WHAT THIS TASK INVOLVES —
Below are the records. List every line holding the word "into".

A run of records

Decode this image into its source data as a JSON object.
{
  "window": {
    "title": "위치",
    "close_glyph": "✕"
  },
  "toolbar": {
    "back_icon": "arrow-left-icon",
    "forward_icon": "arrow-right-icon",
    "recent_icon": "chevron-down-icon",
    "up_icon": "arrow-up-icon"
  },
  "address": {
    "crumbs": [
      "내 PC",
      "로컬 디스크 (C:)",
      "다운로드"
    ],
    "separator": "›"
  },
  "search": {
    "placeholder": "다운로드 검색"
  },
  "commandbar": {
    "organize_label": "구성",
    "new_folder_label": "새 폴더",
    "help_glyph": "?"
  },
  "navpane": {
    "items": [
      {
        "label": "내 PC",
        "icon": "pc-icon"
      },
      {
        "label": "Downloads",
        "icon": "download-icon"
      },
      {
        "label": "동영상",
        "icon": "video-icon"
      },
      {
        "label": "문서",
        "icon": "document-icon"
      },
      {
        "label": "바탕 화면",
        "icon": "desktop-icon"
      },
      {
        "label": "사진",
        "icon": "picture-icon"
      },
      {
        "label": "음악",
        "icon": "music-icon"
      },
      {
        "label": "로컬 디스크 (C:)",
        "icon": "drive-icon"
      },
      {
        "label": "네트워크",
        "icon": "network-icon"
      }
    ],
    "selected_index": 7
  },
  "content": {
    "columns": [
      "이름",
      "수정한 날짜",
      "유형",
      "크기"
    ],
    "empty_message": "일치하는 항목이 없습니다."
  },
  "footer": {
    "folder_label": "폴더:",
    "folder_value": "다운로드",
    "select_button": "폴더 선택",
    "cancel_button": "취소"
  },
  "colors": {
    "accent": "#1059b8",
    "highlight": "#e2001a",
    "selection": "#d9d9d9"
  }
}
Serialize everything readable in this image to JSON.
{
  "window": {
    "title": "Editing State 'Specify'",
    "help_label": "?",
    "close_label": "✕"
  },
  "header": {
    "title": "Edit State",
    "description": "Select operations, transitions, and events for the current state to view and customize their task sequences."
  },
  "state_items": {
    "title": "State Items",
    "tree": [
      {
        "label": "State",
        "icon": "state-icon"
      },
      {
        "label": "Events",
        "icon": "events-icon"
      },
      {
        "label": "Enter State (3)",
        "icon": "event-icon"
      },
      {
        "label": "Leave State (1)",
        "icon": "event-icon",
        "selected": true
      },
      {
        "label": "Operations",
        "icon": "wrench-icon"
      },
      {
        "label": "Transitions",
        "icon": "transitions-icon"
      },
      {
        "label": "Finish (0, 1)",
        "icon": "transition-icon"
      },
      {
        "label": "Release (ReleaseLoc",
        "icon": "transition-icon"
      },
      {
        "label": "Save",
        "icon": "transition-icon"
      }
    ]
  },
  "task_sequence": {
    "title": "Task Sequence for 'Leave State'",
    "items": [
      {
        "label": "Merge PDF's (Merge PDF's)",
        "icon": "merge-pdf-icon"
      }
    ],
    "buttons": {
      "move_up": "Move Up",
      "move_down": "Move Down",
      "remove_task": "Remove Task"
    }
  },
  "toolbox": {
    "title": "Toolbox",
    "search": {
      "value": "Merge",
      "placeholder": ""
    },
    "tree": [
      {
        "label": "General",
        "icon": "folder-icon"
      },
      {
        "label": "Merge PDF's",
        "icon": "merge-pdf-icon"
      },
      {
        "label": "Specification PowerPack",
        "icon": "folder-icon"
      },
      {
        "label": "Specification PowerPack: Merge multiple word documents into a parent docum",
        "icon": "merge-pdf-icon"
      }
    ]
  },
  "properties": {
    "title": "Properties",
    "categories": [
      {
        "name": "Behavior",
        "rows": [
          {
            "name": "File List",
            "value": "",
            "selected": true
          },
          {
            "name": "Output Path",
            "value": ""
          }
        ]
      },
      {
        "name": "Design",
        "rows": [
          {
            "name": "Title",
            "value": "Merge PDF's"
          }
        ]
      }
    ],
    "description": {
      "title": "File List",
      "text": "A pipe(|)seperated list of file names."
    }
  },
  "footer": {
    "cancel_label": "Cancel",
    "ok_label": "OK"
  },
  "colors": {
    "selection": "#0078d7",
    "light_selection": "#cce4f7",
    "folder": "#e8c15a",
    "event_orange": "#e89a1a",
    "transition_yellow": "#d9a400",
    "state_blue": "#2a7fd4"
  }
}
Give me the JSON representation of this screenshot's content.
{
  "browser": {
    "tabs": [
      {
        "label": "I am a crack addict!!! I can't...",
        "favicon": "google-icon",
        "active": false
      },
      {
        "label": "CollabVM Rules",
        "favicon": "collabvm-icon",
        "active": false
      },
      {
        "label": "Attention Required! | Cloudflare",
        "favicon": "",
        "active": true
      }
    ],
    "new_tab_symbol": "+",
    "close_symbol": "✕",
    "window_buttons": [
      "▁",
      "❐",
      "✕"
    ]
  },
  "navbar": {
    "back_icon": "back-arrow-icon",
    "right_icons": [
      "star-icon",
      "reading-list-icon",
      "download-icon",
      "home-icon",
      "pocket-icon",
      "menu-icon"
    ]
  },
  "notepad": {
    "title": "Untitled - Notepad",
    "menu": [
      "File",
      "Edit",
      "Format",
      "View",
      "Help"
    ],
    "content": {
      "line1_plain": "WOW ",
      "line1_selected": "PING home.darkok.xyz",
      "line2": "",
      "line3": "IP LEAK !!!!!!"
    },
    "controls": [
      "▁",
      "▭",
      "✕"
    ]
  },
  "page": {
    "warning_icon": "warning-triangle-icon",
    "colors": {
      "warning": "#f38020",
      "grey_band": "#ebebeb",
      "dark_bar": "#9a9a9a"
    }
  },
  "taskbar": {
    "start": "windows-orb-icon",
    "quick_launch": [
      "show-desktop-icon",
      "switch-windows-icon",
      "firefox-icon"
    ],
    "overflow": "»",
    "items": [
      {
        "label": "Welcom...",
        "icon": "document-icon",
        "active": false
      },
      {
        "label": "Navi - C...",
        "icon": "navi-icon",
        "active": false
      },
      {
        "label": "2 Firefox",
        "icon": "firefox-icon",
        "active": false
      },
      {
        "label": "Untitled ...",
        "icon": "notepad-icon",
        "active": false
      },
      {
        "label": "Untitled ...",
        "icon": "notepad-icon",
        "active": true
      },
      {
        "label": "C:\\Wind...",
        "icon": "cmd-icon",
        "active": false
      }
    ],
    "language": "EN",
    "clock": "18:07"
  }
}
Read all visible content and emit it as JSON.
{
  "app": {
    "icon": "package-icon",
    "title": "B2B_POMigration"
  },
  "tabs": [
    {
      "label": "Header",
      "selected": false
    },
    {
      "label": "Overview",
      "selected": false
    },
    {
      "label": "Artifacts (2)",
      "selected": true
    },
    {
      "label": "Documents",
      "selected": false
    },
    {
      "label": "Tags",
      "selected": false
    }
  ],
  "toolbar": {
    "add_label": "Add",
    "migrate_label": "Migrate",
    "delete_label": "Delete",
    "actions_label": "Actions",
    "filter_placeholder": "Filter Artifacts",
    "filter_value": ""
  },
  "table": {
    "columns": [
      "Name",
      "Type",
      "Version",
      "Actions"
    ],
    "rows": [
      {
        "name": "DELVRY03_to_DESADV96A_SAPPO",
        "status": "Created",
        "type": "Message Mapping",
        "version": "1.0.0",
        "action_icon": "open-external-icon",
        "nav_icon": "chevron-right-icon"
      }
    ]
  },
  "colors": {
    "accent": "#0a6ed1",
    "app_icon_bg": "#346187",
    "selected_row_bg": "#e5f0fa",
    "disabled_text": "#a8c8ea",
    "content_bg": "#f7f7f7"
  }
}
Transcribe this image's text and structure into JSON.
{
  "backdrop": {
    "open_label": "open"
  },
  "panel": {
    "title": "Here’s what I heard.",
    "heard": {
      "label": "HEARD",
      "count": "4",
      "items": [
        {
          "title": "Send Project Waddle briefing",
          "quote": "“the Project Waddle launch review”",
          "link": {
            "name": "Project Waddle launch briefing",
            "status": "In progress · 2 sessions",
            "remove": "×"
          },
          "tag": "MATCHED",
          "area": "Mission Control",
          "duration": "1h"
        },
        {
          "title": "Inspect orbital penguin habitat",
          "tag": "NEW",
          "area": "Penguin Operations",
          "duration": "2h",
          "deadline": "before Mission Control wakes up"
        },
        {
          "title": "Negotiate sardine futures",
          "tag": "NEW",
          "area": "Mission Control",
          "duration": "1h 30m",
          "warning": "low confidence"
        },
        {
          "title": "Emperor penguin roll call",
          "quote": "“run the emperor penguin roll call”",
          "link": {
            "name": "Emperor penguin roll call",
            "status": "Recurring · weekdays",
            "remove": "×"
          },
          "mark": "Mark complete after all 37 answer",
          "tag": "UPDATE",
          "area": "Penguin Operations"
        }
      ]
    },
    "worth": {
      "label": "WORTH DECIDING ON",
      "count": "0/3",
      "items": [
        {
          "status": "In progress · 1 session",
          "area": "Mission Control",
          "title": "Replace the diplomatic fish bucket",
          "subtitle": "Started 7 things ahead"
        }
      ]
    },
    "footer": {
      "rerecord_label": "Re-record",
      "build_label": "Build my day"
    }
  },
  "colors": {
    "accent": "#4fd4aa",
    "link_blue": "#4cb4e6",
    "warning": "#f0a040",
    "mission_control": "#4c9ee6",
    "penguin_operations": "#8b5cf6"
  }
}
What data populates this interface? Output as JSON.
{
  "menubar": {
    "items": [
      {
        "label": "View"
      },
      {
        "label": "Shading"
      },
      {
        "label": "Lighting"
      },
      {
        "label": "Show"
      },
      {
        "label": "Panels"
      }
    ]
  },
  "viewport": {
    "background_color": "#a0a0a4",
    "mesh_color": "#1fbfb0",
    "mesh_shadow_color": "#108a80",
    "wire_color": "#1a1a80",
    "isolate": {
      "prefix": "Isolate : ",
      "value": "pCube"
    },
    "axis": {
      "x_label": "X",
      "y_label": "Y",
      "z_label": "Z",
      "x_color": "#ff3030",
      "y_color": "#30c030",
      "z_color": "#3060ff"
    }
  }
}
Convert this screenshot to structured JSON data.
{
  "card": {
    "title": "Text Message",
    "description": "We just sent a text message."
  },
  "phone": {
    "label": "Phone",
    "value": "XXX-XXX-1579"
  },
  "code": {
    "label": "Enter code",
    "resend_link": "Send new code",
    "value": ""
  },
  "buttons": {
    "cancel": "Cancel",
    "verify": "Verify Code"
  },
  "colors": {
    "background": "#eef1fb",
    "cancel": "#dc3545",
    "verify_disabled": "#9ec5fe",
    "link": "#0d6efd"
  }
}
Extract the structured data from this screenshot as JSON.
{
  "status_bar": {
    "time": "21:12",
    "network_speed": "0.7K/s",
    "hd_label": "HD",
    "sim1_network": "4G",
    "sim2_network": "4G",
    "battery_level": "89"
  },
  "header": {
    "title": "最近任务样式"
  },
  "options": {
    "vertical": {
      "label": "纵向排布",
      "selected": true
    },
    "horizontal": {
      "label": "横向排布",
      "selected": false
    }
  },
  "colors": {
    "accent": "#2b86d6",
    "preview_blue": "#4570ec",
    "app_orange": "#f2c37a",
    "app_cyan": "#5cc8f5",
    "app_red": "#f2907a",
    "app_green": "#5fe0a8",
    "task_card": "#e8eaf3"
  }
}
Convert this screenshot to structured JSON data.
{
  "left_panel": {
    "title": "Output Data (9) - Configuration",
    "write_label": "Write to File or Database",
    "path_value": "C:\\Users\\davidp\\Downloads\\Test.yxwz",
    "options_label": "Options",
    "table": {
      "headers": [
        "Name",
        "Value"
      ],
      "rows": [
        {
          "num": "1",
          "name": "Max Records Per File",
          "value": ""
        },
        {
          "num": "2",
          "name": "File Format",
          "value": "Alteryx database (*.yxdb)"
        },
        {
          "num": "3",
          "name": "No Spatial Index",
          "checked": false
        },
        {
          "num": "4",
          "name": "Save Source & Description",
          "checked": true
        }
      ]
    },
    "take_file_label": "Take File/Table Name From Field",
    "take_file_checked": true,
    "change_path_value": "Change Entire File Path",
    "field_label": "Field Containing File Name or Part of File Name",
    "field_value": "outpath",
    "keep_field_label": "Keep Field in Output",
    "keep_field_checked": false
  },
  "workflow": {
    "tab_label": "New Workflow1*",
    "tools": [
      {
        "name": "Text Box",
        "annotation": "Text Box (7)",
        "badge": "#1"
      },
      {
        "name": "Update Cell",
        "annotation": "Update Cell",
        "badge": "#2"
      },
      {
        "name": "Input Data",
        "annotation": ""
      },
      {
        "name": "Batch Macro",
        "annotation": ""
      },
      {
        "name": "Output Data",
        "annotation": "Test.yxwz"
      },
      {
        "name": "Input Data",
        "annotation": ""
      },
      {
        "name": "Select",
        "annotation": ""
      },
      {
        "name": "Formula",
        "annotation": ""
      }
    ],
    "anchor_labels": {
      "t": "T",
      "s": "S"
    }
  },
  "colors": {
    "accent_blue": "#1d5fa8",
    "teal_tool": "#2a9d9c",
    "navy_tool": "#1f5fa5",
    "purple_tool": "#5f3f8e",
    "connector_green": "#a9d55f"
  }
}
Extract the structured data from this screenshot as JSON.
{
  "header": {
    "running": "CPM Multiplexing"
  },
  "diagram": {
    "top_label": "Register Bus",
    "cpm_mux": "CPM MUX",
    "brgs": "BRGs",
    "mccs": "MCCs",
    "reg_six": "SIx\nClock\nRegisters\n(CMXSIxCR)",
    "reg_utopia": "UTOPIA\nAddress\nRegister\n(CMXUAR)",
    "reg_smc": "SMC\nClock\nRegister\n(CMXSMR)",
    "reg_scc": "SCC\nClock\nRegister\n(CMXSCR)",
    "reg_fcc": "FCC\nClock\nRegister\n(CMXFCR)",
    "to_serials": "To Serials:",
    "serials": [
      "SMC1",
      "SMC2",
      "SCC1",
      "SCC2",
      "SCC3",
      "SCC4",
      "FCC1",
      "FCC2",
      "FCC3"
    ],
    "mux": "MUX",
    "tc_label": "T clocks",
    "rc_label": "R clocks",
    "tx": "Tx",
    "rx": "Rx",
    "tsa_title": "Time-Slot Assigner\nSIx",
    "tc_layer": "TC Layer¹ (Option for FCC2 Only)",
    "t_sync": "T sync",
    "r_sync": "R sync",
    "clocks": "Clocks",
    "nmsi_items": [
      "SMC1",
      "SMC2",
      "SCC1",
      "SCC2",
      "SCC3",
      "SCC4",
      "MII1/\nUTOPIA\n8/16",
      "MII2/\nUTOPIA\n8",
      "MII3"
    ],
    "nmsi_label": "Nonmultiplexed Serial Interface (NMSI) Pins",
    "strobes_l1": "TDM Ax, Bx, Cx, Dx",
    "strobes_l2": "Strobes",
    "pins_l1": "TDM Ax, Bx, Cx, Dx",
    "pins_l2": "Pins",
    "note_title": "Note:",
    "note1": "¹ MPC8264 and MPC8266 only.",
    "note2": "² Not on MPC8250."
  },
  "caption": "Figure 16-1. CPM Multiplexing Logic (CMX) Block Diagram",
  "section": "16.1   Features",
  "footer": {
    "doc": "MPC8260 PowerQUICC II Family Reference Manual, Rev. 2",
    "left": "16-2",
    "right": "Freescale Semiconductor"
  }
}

THE REPLY —
Decode this image into its source data as a JSON object.
        "label": "Specification PowerPack: Merge multiple word documents into a parent docum",
Transcribe this image's text and structure into JSON.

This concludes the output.